The next morning, we get up early and go speak to the man that we woke up oh so late (11:15pm). He was a bit more welcoming this time and gave us a map with a driving route that would show us a great portion of the Flinders Ranges. We did the tour, stopping at a few lookouts that were truly spectacular. (Here is one of our favorites: http://www.youtube.com/watch?v=UVcWkALiXig )We marvelled at the vastness of “nothing”. We saw “heaps” of kangaroos and emus roaming wild and free.



For lunch, we stopped at a true outback town. Tony, the man at the place where we were staying, described it as what used to be a true outback town, until they “sealed” (paved) the road to it. Well, if this isn’t an outback town, I don’t want to go to a true outback town. We think we counted about 15 buildings, and that included the houses we could see from the main/only street. The town name was Blinman and the Lonely Planet states the population is 20. Yes, TWO ZERO. We see the North Blinman Hotel but Ellyn is convinced this isn’t where we are suppose to go for a great steak sandwich; per Tony, we are supposed to go to the Blinman Hotel. But really, can a town of 20 people support a North Blinman and a Blinman Hotel? We think not. We head in and place our order. There are 2 other patrons at the bar and none in the restaurant. We see two workers. John asks the girl taking our order if the Lonely Planet is correct in its population count. She says yes, the last person born here was about 30 years ago. Ladies and gentlemen, we have entered the outback. (See video of Blinman: http://www.youtube.com/watch?v=BFkKqmIwFuw )

(Saved data entries)
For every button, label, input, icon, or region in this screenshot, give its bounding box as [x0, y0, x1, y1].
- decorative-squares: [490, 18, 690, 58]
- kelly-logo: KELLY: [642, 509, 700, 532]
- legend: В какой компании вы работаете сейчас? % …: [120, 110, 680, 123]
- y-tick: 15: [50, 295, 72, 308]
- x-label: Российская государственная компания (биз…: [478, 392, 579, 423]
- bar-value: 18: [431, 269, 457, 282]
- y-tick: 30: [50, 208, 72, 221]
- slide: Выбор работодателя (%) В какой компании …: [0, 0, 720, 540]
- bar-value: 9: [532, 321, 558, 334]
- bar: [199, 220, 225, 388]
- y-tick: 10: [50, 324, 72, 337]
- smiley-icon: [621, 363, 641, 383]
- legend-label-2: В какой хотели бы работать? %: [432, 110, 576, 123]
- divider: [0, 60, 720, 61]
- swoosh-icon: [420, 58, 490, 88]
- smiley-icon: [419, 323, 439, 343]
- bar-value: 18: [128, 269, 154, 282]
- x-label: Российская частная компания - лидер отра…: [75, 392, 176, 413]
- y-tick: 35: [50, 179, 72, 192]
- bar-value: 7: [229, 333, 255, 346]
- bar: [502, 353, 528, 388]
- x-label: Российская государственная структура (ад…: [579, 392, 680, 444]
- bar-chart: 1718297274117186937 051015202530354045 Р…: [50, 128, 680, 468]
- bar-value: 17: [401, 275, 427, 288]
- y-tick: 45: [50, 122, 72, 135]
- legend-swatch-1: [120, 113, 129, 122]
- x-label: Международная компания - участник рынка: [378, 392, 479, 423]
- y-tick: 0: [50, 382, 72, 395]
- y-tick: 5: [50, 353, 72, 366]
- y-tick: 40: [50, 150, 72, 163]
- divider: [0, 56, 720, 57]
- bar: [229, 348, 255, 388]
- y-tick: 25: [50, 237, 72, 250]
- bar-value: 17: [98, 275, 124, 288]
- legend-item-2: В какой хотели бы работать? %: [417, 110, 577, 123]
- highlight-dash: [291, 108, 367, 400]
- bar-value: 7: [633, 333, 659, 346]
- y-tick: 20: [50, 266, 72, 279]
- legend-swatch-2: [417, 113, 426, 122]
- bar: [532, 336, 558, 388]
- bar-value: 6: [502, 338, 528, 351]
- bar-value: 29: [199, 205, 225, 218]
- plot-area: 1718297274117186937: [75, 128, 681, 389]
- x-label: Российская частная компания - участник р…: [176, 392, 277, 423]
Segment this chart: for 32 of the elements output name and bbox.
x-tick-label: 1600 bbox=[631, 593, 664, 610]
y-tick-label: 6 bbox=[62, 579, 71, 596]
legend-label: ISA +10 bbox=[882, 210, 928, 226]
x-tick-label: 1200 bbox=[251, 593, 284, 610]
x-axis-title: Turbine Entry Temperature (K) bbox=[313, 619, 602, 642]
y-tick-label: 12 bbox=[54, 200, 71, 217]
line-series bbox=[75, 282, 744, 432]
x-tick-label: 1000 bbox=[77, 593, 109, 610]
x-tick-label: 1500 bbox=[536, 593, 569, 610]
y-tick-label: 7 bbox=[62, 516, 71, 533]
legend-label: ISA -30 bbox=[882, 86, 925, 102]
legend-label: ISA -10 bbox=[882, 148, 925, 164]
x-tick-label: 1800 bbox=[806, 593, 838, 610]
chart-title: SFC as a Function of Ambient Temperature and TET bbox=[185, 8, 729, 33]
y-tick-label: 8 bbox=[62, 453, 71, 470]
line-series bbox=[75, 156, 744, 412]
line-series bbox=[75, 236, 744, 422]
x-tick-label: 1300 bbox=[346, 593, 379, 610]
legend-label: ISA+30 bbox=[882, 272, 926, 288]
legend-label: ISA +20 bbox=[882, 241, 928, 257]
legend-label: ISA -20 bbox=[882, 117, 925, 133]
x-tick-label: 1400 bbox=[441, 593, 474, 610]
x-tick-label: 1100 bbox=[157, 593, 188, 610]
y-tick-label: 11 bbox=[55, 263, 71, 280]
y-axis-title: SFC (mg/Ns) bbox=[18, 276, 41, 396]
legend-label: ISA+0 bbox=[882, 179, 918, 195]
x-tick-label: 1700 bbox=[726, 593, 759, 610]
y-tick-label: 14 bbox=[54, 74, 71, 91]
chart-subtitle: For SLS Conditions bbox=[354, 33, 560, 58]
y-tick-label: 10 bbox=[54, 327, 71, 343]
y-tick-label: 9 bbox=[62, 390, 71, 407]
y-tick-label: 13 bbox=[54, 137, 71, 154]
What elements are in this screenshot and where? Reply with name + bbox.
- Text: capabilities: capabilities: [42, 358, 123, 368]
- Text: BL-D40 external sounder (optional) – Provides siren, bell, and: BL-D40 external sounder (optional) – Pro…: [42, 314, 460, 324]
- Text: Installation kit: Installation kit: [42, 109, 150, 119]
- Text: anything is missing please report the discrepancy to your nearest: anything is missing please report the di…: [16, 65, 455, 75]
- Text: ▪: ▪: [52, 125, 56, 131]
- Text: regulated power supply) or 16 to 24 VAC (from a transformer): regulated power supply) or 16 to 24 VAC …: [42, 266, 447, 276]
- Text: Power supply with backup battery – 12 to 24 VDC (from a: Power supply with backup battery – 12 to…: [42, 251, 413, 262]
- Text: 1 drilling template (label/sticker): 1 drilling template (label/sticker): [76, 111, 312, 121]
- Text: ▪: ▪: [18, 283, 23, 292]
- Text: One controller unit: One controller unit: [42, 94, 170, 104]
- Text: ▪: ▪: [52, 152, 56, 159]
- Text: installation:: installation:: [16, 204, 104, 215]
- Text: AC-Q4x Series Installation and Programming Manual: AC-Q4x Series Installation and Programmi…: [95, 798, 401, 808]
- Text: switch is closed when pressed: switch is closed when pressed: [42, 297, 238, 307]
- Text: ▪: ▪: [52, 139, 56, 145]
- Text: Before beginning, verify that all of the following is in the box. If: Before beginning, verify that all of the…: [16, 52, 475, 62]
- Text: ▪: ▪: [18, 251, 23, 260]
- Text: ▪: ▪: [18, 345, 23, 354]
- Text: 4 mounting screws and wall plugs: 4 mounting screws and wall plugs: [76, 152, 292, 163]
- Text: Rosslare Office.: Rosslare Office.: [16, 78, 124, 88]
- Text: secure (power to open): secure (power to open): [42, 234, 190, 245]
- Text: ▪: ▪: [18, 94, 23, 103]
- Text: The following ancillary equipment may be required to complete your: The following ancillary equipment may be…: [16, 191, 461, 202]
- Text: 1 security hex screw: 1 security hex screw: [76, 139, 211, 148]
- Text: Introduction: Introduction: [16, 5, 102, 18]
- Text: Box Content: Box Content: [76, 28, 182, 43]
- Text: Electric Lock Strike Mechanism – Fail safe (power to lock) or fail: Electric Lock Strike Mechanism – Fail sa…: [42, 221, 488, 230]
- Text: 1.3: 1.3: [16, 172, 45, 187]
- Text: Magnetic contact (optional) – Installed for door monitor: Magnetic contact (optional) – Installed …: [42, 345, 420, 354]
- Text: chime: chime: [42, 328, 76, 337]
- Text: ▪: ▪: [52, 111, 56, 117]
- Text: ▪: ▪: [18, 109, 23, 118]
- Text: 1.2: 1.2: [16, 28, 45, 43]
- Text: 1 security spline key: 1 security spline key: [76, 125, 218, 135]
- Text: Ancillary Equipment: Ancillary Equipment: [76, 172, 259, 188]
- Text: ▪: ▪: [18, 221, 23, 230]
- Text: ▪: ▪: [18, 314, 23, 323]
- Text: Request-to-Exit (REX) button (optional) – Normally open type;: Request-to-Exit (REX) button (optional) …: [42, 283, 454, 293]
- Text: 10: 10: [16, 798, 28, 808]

Stated exercise:
Print the part of the Flinders Ranges travel account running from "The next morning, we" down to "wild and free.", word for word.

Solution:
The next morning, we get up early and go speak to the man that we woke up oh so late (11:15pm). He was a bit more welcoming this time and gave us a map with a driving route that would show us a great portion of the Flinders Ranges. We did the tour, stopping at a few lookouts that were truly spectacular. (Here is one of our favorites: http://www.youtube.com/watch?v=UVcWkALiXig )We marvelled at the vastness of “nothing”. We saw “heaps” of kangaroos and emus roaming wild and free.